> [What to do] Copy every entry in the listing below exactly, but not the pictures.

> [Supplied records]
-- Opening Marker --

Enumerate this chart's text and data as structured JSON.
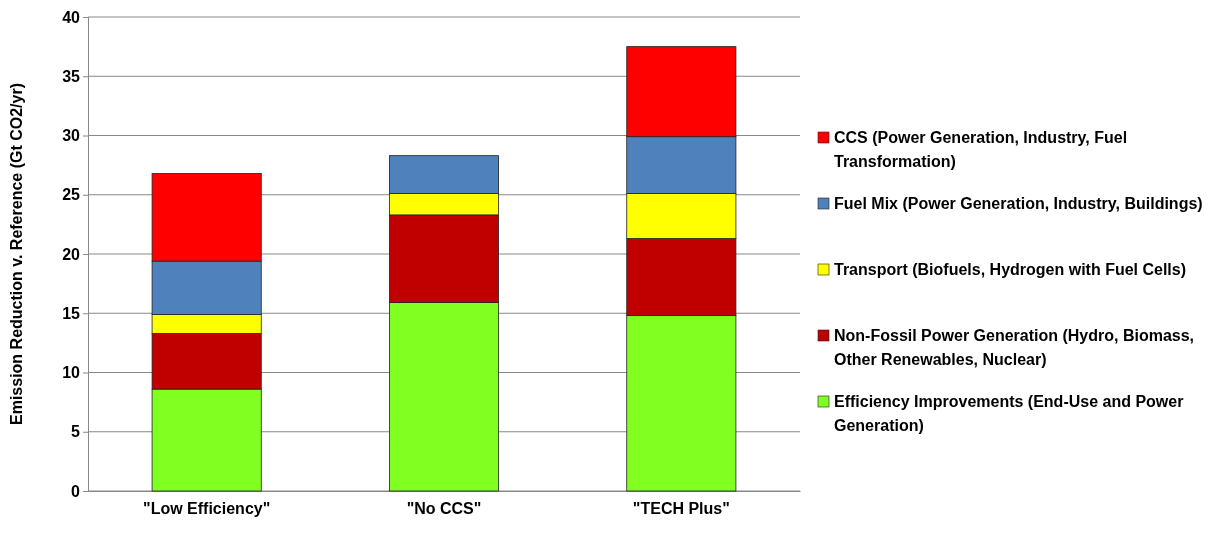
{
  "chart_data": {
    "type": "bar",
    "stacked": true,
    "ylabel": "Emission Reduction v. Reference  (Gt CO2/yr)",
    "categories": [
      "\"Low Efficiency\"",
      "\"No CCS\"",
      "\"TECH Plus\""
    ],
    "series": [
      {
        "name": "Efficiency Improvements (End-Use and Power Generation)",
        "color": "#80ff20",
        "values": [
          8.6,
          15.9,
          14.8
        ]
      },
      {
        "name": "Non-Fossil Power Generation (Hydro, Biomass, Other Renewables, Nuclear)",
        "color": "#c00000",
        "values": [
          4.7,
          7.4,
          6.5
        ]
      },
      {
        "name": "Transport (Biofuels, Hydrogen with Fuel Cells)",
        "color": "#ffff00",
        "values": [
          1.6,
          1.8,
          3.8
        ]
      },
      {
        "name": "Fuel Mix (Power Generation, Industry, Buildings)",
        "color": "#4f81bd",
        "values": [
          4.5,
          3.2,
          4.8
        ]
      },
      {
        "name": "CCS (Power Generation, Industry, Fuel Transformation)",
        "color": "#ff0000",
        "values": [
          7.4,
          0,
          7.6
        ]
      }
    ],
    "ylim": [
      0,
      40
    ],
    "yticks": [
      0,
      5,
      10,
      15,
      20,
      25,
      30,
      35,
      40
    ],
    "grid": "y",
    "legend": "right"
  }
}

-- Closing Marker --

> [Answer space]
Enumerate this chart's text and data as structured JSON.
{
  "chart_data": {
    "type": "bar",
    "stacked": true,
    "ylabel": "Emission Reduction v. Reference  (Gt CO2/yr)",
    "categories": [
      "\"Low Efficiency\"",
      "\"No CCS\"",
      "\"TECH Plus\""
    ],
    "series": [
      {
        "name": "Efficiency Improvements (End-Use and Power Generation)",
        "color": "#80ff20",
        "values": [
          8.6,
          15.9,
          14.8
        ]
      },
      {
        "name": "Non-Fossil Power Generation (Hydro, Biomass, Other Renewables, Nuclear)",
        "color": "#c00000",
        "values": [
          4.7,
          7.4,
          6.5
        ]
      },
      {
        "name": "Transport (Biofuels, Hydrogen with Fuel Cells)",
        "color": "#ffff00",
        "values": [
          1.6,
          1.8,
          3.8
        ]
      },
      {
        "name": "Fuel Mix (Power Generation, Industry, Buildings)",
        "color": "#4f81bd",
        "values": [
          4.5,
          3.2,
          4.8
        ]
      },
      {
        "name": "CCS (Power Generation, Industry, Fuel Transformation)",
        "color": "#ff0000",
        "values": [
          7.4,
          0,
          7.6
        ]
      }
    ],
    "ylim": [
      0,
      40
    ],
    "yticks": [
      0,
      5,
      10,
      15,
      20,
      25,
      30,
      35,
      40
    ],
    "grid": "y",
    "legend": "right"
  }
}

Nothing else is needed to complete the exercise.